▸ **Goal**: Look through the listing below and work out how many of its lines hold the word "based". Give only the number.

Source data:

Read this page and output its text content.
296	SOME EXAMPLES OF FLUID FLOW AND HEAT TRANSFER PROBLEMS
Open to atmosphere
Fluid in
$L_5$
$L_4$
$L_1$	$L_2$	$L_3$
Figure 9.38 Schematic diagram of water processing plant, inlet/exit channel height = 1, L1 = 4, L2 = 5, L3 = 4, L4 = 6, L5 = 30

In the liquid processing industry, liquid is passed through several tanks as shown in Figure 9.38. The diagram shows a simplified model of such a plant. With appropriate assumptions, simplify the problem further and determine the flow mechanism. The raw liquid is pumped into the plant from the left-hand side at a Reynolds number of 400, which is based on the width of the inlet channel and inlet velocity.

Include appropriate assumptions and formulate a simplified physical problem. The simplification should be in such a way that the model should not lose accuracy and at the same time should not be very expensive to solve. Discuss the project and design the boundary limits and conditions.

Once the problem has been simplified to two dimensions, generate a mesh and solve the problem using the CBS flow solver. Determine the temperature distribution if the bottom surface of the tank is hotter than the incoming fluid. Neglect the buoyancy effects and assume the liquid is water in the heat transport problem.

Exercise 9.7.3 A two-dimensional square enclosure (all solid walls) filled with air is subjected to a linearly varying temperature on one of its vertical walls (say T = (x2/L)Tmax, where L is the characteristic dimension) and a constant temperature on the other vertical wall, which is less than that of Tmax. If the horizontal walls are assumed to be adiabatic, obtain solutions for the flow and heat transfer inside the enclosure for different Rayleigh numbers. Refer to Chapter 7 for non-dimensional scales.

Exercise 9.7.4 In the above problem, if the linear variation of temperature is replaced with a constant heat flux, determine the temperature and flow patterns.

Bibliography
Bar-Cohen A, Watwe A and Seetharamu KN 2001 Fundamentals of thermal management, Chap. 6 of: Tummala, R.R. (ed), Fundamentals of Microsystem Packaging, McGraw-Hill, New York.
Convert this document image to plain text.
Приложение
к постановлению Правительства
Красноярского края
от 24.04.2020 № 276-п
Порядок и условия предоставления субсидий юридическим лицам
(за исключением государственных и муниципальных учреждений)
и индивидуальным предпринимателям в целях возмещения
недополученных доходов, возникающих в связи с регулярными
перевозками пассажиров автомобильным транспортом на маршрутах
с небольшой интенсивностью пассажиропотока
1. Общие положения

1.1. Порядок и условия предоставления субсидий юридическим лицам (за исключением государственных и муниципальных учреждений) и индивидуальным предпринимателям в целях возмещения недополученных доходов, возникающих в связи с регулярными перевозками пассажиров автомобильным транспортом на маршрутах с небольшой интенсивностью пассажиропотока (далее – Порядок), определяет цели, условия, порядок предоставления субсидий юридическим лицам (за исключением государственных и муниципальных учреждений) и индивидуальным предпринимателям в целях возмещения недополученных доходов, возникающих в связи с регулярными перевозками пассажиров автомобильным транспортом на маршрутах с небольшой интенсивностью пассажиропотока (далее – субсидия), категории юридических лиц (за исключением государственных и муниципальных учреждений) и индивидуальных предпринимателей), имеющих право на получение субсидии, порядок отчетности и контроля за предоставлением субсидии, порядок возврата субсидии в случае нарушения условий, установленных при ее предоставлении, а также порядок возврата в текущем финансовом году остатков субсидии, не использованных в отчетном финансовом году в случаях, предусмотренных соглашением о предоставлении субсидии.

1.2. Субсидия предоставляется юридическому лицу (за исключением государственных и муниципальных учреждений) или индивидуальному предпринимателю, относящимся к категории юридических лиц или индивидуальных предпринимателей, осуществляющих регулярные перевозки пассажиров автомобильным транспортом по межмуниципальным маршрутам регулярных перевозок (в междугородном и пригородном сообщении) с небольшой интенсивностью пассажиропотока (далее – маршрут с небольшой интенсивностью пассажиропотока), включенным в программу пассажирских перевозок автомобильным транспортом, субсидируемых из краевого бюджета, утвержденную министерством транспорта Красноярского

==

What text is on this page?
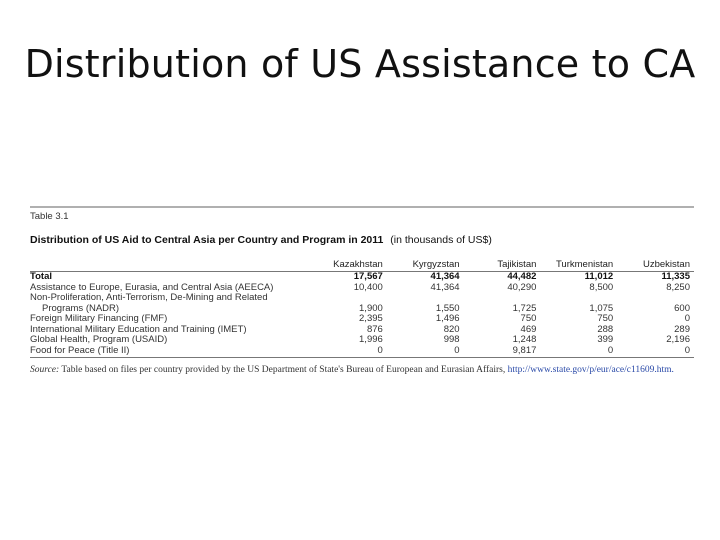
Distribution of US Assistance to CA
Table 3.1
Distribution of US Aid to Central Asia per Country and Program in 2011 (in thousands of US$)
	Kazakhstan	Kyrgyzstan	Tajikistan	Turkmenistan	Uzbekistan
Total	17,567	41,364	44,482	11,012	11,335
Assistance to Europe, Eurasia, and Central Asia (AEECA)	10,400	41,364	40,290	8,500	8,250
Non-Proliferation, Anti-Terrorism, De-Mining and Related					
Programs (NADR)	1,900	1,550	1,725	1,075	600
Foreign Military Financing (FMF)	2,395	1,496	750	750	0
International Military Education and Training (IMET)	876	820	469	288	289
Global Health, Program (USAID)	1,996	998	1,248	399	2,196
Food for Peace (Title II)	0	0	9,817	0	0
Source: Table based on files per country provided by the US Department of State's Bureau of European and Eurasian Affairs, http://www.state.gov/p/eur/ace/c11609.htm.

--

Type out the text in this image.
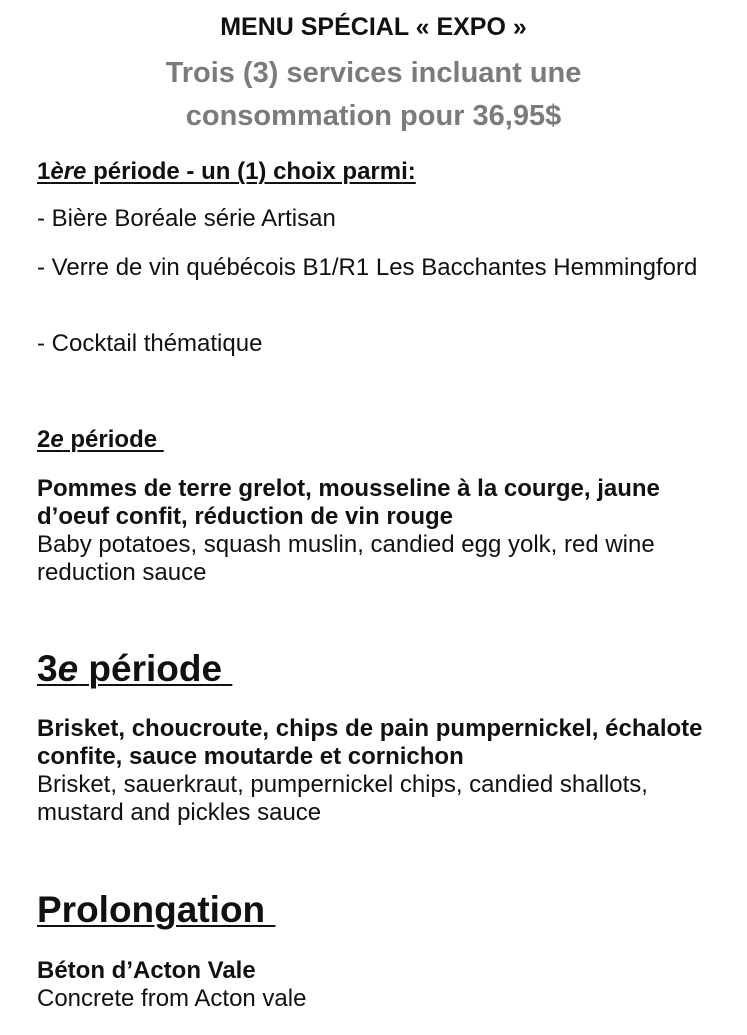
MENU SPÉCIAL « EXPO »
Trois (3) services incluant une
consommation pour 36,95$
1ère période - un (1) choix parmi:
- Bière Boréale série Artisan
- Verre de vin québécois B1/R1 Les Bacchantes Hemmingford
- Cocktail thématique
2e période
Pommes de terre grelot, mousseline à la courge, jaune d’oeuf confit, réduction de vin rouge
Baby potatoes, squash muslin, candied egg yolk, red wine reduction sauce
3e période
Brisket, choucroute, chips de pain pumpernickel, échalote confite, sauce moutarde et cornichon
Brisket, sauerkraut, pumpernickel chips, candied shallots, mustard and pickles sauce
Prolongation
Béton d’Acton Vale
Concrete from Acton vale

▸ **Written solution**: 2